BEREITGESTELLTER AUSZUG:
***

Als das PWA-Jugend-Event in Dänemark nach einem extremen Tag auf dem Wasser an der Fischfabrik in Hanstholm zu Ende war, musste ich schnell zurück in mein Haus in Klitmøller, um die Fotos für einen Pressetermin um 17 Uhr zu bearbeiten. Es war ein wilder Tag mit über 30 Knoten Wind und großen Wellen, vollgepackt mit Action von den Young Guns.
Als ich den Parkplatz verließ, plauderte ich kurz mit dem kanarischen Überflieger Marino Gil, der zusammen mit seinem Kumpel Liam Dunkerbeck zum Training vor dem Worldcup auf Sylt hierhergekommen war. Marino ist über 20, was bedeutet, dass er nicht mehr an Jugend-Wettkämpfen teilnehmen kann, aber er hatte eine tolle Trainingswoche hinter sich, während Liam gerade seinen ersten Weltmeistertitel bei den unter 20-Jährigen gewonnen hatte. Marino erwähnte, dass sie vielleicht später noch einmal rausfahren würden und dass er mir Bescheid geben würde, wenn es gut aussähe, um noch ein paar Fotos zu machen.
Auftanken
Ein warmes Haus, im Kühlschrank ein kaltes Sixpack Bier und viel Arbeit vor der Nase – trotzdem musste ich noch mal raus!« - John Carter
Als ich wieder zu Hause ankam, war ich froh, dem Wind und den Wellen entkommen zu sein und musste mich mit einer Mammutaufgabe an Fotobearbeitung herumschlagen. Im Kühlschrank stand ein Sixpack eiskaltes Bier, das die perfekte Ergänzung zu diesem gewaltigen Arbeitspensum zu sein schien. Würde Marino anrufen? Ich bezweifelte es. Ich war mir nicht sicher, ob er überhaupt meine Nummer hatte. Wollte ich noch einmal in diesen Sturm hinausgehen? Nicht wirklich. Ich machte mir ein kaltes Bier auf, warf den Computer an und machte mich daran, mich durch die mehreren tausend Fotos des Tages zu arbeiten. Ich schaffte es, die geforderten Aufnahmen rechtzeitig vor dem Abgabetermin abzuschicken, und beanspruchte nun meinen armen Laptop bis an den Rand seiner Leistungsfähigkeit, während ich mich durch die übrigen Bilder des Tages wühlte, um sie auszuwählen und zu bearbeiten. Die Sonne schien immer noch durch die Fenster und der Wind schien noch einmal zuzulegen und das Haus buchstäblich in seinen Grundfesten zu erschüttern! Das erste Bier hielt nicht lange und ich wollte gerade eine weitere Dose öffnen, als der Rest der Event-Crew, mit der ich zusammen war, zum Haus zurück kam. Sie waren nach dem Event an der Fischfabrik gesurft und berichteten, dass es jetzt total wild sei mit riesigen Wellen.

***

ERFORDERLICHE SCHRITTE:
1. Geben Sie den Absatz aus dem Bericht über das PWA-Jugend-Event, der mit „Als ich den Parkplatz verließ“ beginnt, in Form einer knappen Stichpunktliste wieder.
2. Setzen Sie den Bericht über das PWA-Jugend-Event mit einem eigenen Absatz fort, der an den letzten Satz anschließt.

***

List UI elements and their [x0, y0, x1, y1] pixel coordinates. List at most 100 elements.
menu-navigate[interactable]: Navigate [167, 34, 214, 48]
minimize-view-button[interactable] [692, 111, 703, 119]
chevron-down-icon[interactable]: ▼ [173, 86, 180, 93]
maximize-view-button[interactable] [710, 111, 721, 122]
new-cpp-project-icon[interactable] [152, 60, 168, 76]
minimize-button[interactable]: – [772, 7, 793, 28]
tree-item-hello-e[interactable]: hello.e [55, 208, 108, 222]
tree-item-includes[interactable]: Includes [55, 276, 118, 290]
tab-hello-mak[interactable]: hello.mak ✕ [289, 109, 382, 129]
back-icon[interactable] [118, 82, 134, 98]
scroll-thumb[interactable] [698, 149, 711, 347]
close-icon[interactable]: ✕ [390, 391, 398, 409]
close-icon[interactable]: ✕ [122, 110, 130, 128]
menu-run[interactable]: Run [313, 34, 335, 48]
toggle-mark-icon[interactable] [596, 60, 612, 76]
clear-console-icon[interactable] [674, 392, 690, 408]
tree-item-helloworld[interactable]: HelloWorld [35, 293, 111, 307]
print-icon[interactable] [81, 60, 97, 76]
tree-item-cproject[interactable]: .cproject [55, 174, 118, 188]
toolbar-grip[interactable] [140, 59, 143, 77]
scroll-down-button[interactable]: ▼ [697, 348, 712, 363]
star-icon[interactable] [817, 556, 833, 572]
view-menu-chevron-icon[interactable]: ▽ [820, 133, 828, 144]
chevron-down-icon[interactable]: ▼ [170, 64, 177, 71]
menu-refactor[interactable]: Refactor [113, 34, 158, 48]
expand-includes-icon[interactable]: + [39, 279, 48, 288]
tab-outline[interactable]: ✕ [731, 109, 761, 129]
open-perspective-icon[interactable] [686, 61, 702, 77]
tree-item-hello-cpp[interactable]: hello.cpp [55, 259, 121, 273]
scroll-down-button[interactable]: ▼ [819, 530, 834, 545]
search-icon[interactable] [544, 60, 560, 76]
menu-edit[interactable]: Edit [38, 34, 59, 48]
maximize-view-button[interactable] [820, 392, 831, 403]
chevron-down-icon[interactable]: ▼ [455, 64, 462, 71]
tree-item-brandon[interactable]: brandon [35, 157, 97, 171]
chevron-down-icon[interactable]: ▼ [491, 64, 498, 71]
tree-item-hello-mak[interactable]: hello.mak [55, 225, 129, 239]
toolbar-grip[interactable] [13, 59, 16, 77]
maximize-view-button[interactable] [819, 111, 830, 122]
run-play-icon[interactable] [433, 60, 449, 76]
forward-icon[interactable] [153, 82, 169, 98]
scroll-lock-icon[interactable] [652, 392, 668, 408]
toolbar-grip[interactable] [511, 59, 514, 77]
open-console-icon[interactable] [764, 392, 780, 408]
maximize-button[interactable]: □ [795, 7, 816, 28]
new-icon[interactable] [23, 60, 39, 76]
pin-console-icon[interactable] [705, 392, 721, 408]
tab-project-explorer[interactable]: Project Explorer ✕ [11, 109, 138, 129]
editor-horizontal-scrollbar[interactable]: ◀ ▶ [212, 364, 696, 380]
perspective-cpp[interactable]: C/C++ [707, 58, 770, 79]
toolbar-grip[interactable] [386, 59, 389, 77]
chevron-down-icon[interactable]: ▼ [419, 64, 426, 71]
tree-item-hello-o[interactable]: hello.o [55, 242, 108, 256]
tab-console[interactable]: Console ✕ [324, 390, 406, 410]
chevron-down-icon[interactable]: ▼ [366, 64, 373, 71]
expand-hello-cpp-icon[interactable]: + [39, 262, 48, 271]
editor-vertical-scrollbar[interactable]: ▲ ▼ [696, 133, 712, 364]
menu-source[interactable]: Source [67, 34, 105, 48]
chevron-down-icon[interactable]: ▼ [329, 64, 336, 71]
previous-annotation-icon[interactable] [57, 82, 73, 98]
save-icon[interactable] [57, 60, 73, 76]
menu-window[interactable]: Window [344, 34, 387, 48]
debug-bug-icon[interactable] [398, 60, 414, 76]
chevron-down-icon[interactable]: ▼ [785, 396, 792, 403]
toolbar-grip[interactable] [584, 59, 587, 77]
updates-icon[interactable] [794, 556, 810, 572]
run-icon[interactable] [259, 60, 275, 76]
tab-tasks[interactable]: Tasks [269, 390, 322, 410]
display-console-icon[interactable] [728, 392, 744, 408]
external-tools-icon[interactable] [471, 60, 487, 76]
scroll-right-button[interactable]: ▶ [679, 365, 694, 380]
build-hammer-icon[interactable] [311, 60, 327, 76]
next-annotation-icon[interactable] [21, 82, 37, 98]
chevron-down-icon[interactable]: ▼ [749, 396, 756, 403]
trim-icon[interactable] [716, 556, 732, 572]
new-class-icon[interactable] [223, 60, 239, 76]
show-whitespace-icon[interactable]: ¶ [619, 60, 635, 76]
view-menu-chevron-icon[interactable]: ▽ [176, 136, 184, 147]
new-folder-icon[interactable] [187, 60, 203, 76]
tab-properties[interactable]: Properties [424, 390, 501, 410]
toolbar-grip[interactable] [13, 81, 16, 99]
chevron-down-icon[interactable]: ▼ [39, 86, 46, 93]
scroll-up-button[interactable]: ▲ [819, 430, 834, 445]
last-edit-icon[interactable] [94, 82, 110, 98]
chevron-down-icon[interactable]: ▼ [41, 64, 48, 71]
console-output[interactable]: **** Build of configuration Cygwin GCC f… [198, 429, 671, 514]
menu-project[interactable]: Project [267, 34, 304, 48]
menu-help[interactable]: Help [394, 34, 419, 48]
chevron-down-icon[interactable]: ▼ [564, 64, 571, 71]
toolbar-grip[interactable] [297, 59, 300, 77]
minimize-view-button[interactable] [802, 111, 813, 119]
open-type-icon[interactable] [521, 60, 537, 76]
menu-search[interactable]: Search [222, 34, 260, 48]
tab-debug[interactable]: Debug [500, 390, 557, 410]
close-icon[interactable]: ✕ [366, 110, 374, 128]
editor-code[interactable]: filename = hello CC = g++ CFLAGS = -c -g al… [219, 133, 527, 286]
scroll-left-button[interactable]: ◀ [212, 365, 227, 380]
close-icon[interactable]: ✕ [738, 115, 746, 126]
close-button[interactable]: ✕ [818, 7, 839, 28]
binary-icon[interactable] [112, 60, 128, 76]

***

LÖSUNGEN DER AUFGABEN:
1.
- Beim Verlassen des Parkplatzes kurzes Gespräch mit dem Kanarier Marino Gil
- Marino trainiert hier mit seinem Kumpel Liam Dunkerbeck vor dem Worldcup auf Sylt
- Marino ist über 20 und darf nicht mehr bei Jugend-Wettkämpfen starten, hatte aber eine tolle Trainingswoche
- Liam hat gerade seinen ersten Weltmeistertitel bei den unter 20-Jährigen gewonnen
- Die beiden fahren vielleicht später noch einmal raus, und Marino will Bescheid geben, falls es für weitere Fotos gut aussieht

2.
Später Anruf bei Marino
Ich hatte immer noch nichts von Marino gehört und nahm an, sie hätten beschlossen, für heute Schluss zu machen. Vorsichtshalber schaute ich nach, ob ich Marinos Nummer in meinen Kontakten hatte, und da war sie. Obwohl ich einen Stapel Arbeit zu erledigen hatte, sagte mir etwas, dass dies vielleicht eine dieser epischen Sessions werden könnte, von denen man später nichts mehr hören will, wenn man sie verpasst hat. Also schickte ich eine kurze Nachricht auf WhatsApp, um Marino daran zu erinnern, mir Bescheid zu geben, wenn sie noch mal raus gehen würden. Fünf Minuten später piepte mein Telefon mit einer Nachricht von Marino. Liam und er würden wohl in Middles in Hansholm surfen, weil es dort wahrscheinlich noch wilder zugehen würde als an der Fischfabrik.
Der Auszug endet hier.